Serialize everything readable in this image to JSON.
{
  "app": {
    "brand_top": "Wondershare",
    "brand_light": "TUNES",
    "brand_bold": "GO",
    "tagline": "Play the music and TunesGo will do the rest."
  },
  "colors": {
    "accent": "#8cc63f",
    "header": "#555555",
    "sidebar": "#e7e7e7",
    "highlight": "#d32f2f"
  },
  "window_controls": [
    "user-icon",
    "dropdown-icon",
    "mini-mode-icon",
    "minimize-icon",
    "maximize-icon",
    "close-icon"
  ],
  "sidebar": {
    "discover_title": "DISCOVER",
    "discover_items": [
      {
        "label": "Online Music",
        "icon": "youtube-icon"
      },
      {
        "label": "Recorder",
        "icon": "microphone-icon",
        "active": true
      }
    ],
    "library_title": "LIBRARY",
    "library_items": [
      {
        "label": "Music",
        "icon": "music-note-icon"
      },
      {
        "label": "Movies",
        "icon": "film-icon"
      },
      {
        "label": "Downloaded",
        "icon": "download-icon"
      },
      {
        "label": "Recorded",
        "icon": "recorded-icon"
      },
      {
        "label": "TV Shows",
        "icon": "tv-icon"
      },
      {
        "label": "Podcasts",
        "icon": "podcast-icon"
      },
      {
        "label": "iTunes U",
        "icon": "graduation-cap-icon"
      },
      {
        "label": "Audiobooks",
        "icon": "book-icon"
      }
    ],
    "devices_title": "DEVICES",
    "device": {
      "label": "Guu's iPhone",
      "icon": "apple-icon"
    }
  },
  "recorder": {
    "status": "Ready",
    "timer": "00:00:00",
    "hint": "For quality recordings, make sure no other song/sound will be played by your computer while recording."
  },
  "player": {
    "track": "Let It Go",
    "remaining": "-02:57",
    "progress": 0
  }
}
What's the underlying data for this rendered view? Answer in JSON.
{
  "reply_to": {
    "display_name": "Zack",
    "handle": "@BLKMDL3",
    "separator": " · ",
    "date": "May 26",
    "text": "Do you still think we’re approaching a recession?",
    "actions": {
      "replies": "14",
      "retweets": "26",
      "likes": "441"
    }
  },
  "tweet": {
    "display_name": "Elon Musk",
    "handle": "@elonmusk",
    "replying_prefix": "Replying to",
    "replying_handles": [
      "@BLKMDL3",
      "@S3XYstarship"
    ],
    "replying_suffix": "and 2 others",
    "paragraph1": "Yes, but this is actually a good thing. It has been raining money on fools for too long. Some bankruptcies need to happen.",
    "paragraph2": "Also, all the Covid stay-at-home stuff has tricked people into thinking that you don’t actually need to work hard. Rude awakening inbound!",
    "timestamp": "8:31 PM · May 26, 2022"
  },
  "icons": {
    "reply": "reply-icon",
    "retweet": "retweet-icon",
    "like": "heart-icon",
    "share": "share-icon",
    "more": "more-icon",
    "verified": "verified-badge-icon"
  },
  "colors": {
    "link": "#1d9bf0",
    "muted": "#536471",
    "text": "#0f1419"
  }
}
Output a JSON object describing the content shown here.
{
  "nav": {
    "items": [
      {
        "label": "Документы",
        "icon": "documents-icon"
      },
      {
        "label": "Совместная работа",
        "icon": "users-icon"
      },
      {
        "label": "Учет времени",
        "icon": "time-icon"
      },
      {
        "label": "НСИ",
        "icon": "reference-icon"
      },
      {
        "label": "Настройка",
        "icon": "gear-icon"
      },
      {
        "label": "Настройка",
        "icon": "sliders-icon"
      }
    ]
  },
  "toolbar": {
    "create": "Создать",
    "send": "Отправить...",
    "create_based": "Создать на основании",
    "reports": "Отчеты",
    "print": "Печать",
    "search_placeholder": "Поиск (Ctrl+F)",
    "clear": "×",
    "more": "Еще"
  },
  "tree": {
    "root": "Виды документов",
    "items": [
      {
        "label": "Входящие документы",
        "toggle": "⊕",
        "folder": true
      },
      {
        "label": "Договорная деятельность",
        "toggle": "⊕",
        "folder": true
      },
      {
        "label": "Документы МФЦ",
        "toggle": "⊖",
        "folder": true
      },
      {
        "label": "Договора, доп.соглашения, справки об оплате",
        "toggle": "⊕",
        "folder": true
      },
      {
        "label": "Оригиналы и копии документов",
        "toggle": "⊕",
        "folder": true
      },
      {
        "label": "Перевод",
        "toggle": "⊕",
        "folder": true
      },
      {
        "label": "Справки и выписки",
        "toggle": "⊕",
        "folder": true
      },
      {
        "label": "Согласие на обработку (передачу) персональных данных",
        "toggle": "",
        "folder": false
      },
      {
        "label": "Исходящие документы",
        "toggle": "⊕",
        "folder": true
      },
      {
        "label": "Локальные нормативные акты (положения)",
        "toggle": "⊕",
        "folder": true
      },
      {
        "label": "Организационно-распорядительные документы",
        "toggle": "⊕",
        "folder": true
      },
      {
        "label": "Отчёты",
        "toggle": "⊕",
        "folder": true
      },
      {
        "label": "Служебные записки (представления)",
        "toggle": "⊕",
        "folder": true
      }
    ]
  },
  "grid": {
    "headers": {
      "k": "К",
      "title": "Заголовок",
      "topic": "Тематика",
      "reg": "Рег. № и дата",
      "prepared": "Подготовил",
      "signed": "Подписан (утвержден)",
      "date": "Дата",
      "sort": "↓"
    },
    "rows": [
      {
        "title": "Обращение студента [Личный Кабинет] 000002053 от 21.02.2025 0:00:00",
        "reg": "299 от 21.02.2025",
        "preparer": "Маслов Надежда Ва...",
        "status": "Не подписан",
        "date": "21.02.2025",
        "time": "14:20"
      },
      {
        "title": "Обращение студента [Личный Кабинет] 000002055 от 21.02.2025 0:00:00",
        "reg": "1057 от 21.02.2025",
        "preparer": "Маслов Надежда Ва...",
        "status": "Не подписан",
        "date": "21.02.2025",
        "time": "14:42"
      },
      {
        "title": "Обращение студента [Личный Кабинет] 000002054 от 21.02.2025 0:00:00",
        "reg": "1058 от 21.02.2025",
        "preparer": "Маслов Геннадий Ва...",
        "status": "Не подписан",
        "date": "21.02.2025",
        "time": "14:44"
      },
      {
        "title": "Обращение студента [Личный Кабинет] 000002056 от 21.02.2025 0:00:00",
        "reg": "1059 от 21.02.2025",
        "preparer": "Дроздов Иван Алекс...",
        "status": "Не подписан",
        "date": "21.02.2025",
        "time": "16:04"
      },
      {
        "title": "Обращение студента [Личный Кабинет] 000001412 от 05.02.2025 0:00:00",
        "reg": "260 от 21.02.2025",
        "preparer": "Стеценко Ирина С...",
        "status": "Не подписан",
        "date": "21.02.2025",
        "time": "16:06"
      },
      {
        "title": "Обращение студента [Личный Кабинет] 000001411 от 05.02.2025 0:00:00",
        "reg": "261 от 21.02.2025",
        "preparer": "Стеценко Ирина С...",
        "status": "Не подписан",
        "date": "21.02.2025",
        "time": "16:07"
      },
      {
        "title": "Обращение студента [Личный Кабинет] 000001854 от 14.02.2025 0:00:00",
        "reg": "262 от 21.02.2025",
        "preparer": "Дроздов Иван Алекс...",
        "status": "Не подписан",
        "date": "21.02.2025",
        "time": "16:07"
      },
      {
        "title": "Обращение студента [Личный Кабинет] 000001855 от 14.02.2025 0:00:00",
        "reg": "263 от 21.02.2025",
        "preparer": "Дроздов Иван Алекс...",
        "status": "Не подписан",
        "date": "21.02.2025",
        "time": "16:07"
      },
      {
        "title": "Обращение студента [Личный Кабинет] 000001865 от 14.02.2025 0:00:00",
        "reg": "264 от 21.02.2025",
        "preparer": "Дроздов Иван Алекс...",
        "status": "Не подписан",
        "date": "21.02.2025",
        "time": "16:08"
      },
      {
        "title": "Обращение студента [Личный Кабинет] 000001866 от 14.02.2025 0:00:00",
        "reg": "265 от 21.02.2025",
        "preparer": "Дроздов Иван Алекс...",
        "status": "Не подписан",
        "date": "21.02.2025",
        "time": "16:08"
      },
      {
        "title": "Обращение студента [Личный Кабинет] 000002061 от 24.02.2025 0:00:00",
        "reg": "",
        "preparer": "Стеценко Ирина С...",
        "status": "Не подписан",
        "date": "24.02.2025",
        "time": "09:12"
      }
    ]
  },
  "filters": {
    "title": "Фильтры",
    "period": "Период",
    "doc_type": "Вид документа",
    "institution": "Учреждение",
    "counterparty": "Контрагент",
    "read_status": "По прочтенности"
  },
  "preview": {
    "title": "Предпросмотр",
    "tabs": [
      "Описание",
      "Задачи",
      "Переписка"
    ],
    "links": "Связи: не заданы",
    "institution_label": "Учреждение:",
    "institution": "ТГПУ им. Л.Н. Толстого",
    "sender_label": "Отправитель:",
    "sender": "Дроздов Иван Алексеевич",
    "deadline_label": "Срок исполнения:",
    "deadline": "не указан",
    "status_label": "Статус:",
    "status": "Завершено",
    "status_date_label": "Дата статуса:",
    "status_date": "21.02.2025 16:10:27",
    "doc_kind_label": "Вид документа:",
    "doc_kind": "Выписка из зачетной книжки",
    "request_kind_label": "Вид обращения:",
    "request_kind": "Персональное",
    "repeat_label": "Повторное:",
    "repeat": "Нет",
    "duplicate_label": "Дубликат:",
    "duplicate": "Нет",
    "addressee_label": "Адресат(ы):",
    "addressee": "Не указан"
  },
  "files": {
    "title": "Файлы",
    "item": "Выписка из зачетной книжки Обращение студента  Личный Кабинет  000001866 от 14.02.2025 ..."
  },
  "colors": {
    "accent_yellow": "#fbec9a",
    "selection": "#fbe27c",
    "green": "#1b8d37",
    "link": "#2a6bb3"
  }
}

########

=== WHAT THE TASK REQUIRES ===
Set out every line from the material that contains the string "Учреждение".

=== REPLY ===
    "institution": "Учреждение",
    "institution_label": "Учреждение:",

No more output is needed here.